• [Prompt] Copy the material below line for line, changing nothing.

• [Dataset records]
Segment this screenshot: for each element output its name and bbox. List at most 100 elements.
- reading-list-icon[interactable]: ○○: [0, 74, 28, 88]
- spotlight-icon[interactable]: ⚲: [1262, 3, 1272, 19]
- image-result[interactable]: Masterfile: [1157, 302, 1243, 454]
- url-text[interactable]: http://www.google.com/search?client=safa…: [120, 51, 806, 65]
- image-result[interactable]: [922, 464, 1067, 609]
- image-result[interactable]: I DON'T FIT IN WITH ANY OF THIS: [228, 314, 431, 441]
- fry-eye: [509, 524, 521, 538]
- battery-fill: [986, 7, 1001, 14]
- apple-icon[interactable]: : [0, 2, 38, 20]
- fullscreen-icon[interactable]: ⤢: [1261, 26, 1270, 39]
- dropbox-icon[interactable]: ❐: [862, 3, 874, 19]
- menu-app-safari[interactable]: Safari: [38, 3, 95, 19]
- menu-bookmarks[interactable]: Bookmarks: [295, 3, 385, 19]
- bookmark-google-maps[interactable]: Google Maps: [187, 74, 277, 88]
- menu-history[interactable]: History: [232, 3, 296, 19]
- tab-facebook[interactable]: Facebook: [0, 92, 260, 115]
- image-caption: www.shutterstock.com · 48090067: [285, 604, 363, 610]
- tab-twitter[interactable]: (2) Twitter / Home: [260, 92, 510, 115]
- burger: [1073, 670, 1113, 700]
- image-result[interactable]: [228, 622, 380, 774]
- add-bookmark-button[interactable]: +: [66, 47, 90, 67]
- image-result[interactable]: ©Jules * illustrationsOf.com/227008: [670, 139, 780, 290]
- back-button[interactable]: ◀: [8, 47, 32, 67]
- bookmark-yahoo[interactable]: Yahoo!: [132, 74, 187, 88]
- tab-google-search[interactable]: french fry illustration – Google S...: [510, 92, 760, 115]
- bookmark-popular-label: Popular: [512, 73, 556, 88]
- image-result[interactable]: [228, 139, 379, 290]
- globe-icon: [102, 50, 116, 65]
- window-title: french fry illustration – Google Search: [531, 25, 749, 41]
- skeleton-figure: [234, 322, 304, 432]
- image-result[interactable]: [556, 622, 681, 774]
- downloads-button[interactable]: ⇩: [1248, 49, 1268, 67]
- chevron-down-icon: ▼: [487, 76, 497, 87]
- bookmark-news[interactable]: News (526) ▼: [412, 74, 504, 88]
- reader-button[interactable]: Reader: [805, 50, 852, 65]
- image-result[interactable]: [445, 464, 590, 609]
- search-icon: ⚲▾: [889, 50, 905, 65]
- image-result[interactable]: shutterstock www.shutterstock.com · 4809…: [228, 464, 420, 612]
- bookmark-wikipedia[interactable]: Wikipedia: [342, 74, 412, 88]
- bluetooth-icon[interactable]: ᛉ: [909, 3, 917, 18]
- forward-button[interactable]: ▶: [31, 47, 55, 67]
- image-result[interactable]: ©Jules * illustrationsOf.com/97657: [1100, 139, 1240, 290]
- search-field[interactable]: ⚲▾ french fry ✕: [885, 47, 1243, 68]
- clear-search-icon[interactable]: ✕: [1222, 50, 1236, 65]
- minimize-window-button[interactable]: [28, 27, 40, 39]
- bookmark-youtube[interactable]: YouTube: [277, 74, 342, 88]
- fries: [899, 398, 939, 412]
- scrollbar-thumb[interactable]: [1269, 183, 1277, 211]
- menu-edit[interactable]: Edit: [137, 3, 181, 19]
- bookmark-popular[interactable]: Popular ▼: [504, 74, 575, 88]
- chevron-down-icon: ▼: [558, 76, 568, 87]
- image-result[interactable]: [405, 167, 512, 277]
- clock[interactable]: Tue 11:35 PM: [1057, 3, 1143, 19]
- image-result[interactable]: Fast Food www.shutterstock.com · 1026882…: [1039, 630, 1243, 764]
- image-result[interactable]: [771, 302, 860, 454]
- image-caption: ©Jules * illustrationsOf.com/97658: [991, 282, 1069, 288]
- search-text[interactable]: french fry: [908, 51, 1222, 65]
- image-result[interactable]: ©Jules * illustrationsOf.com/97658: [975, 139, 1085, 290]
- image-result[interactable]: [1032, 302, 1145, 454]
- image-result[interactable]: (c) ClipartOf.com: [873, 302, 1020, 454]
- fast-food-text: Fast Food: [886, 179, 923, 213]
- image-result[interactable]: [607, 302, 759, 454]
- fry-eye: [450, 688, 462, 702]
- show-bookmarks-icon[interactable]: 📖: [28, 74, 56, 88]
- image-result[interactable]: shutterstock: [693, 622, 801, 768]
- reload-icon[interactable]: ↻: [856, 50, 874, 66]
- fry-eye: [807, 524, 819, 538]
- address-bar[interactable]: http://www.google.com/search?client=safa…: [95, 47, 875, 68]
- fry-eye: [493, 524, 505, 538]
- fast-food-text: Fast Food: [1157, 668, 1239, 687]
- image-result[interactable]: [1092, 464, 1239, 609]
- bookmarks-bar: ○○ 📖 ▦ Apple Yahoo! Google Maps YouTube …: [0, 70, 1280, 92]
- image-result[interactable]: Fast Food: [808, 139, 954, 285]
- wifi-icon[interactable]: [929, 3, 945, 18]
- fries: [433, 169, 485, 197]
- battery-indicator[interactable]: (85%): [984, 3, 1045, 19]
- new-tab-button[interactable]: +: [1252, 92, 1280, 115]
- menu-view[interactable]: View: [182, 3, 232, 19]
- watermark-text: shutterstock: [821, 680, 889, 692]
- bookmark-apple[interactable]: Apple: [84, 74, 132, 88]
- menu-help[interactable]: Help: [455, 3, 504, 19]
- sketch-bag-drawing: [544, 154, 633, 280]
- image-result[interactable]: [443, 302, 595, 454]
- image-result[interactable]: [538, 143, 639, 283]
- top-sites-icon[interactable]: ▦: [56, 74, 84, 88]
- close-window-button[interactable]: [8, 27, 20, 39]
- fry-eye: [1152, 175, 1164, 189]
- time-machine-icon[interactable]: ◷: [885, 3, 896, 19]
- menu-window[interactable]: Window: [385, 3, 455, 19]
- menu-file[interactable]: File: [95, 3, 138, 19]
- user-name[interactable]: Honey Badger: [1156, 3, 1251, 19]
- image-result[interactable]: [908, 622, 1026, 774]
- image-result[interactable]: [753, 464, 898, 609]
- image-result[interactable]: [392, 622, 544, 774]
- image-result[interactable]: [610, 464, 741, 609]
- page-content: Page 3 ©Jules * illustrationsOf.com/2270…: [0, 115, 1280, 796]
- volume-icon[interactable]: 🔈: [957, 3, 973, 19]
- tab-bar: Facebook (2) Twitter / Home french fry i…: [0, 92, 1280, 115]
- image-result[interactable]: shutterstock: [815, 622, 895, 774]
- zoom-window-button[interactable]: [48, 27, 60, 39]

• [Output for this exercise]
Segment this screenshot: for each element output its name and bbox. List at most 100 elements.
- reading-list-icon[interactable]: ○○: [0, 74, 28, 88]
- spotlight-icon[interactable]: ⚲: [1262, 3, 1272, 19]
- image-result[interactable]: Masterfile: [1157, 302, 1243, 454]
- url-text[interactable]: http://www.google.com/search?client=safa…: [120, 51, 806, 65]
- image-result[interactable]: [922, 464, 1067, 609]
- image-result[interactable]: I DON'T FIT IN WITH ANY OF THIS: [228, 314, 431, 441]
- fry-eye: [509, 524, 521, 538]
- battery-fill: [986, 7, 1001, 14]
- apple-icon[interactable]: : [0, 2, 38, 20]
- fullscreen-icon[interactable]: ⤢: [1261, 26, 1270, 39]
- dropbox-icon[interactable]: ❐: [862, 3, 874, 19]
- menu-app-safari[interactable]: Safari: [38, 3, 95, 19]
- menu-bookmarks[interactable]: Bookmarks: [295, 3, 385, 19]
- bookmark-google-maps[interactable]: Google Maps: [187, 74, 277, 88]
- menu-history[interactable]: History: [232, 3, 296, 19]
- tab-facebook[interactable]: Facebook: [0, 92, 260, 115]
- image-caption: www.shutterstock.com · 48090067: [285, 604, 363, 610]
- tab-twitter[interactable]: (2) Twitter / Home: [260, 92, 510, 115]
- burger: [1073, 670, 1113, 700]
- image-result[interactable]: [228, 622, 380, 774]
- add-bookmark-button[interactable]: +: [66, 47, 90, 67]
- image-result[interactable]: ©Jules * illustrationsOf.com/227008: [670, 139, 780, 290]
- back-button[interactable]: ◀: [8, 47, 32, 67]
- bookmark-yahoo[interactable]: Yahoo!: [132, 74, 187, 88]
- tab-google-search[interactable]: french fry illustration – Google S...: [510, 92, 760, 115]
- bookmark-popular-label: Popular: [512, 73, 556, 88]
- image-result[interactable]: [228, 139, 379, 290]
- globe-icon: [102, 50, 116, 65]
- window-title: french fry illustration – Google Search: [531, 25, 749, 41]
- skeleton-figure: [234, 322, 304, 432]
- image-result[interactable]: [556, 622, 681, 774]
- downloads-button[interactable]: ⇩: [1248, 49, 1268, 67]
- chevron-down-icon: ▼: [487, 76, 497, 87]
- bookmark-news[interactable]: News (526) ▼: [412, 74, 504, 88]
- reader-button[interactable]: Reader: [805, 50, 852, 65]
- image-result[interactable]: [445, 464, 590, 609]
- search-icon: ⚲▾: [889, 50, 905, 65]
- image-result[interactable]: shutterstock www.shutterstock.com · 4809…: [228, 464, 420, 612]
- bookmark-wikipedia[interactable]: Wikipedia: [342, 74, 412, 88]
- bluetooth-icon[interactable]: ᛉ: [909, 3, 917, 18]
- forward-button[interactable]: ▶: [31, 47, 55, 67]
- image-result[interactable]: ©Jules * illustrationsOf.com/97657: [1100, 139, 1240, 290]
- search-field[interactable]: ⚲▾ french fry ✕: [885, 47, 1243, 68]
- clear-search-icon[interactable]: ✕: [1222, 50, 1236, 65]
- minimize-window-button[interactable]: [28, 27, 40, 39]
- bookmark-youtube[interactable]: YouTube: [277, 74, 342, 88]
- fries: [899, 398, 939, 412]
- scrollbar-thumb[interactable]: [1269, 183, 1277, 211]
- menu-edit[interactable]: Edit: [137, 3, 181, 19]
- bookmark-popular[interactable]: Popular ▼: [504, 74, 575, 88]
- chevron-down-icon: ▼: [558, 76, 568, 87]
- image-result[interactable]: [405, 167, 512, 277]
- clock[interactable]: Tue 11:35 PM: [1057, 3, 1143, 19]
- image-result[interactable]: Fast Food www.shutterstock.com · 1026882…: [1039, 630, 1243, 764]
- image-result[interactable]: [771, 302, 860, 454]
- image-caption: ©Jules * illustrationsOf.com/97658: [991, 282, 1069, 288]
- search-text[interactable]: french fry: [908, 51, 1222, 65]
- image-result[interactable]: ©Jules * illustrationsOf.com/97658: [975, 139, 1085, 290]
- image-result[interactable]: [1032, 302, 1145, 454]
- image-result[interactable]: (c) ClipartOf.com: [873, 302, 1020, 454]
- fast-food-text: Fast Food: [886, 179, 923, 213]
- image-result[interactable]: [607, 302, 759, 454]
- fry-eye: [450, 688, 462, 702]
- show-bookmarks-icon[interactable]: 📖: [28, 74, 56, 88]
- image-result[interactable]: shutterstock: [693, 622, 801, 768]
- reload-icon[interactable]: ↻: [856, 50, 874, 66]
- fry-eye: [807, 524, 819, 538]
- address-bar[interactable]: http://www.google.com/search?client=safa…: [95, 47, 875, 68]
- fry-eye: [493, 524, 505, 538]
- fast-food-text: Fast Food: [1157, 668, 1239, 687]
- image-result[interactable]: [1092, 464, 1239, 609]
- bookmarks-bar: ○○ 📖 ▦ Apple Yahoo! Google Maps YouTube …: [0, 70, 1280, 92]
- image-result[interactable]: Fast Food: [808, 139, 954, 285]
- wifi-icon[interactable]: [929, 3, 945, 18]
- fries: [433, 169, 485, 197]
- battery-indicator[interactable]: (85%): [984, 3, 1045, 19]
- new-tab-button[interactable]: +: [1252, 92, 1280, 115]
- menu-view[interactable]: View: [182, 3, 232, 19]
- watermark-text: shutterstock: [821, 680, 889, 692]
- bookmark-apple[interactable]: Apple: [84, 74, 132, 88]
- menu-help[interactable]: Help: [455, 3, 504, 19]
- sketch-bag-drawing: [544, 154, 633, 280]
- image-result[interactable]: [443, 302, 595, 454]
- image-result[interactable]: [538, 143, 639, 283]
- top-sites-icon[interactable]: ▦: [56, 74, 84, 88]
- close-window-button[interactable]: [8, 27, 20, 39]
- fry-eye: [1152, 175, 1164, 189]
- time-machine-icon[interactable]: ◷: [885, 3, 896, 19]
- menu-window[interactable]: Window: [385, 3, 455, 19]
- menu-file[interactable]: File: [95, 3, 138, 19]
- user-name[interactable]: Honey Badger: [1156, 3, 1251, 19]
- image-result[interactable]: [908, 622, 1026, 774]
- image-result[interactable]: [753, 464, 898, 609]
- image-result[interactable]: [392, 622, 544, 774]
- image-result[interactable]: [610, 464, 741, 609]
- page-content: Page 3 ©Jules * illustrationsOf.com/2270…: [0, 115, 1280, 796]
- volume-icon[interactable]: 🔈: [957, 3, 973, 19]
- tab-bar: Facebook (2) Twitter / Home french fry i…: [0, 92, 1280, 115]
- image-result[interactable]: shutterstock: [815, 622, 895, 774]
- zoom-window-button[interactable]: [48, 27, 60, 39]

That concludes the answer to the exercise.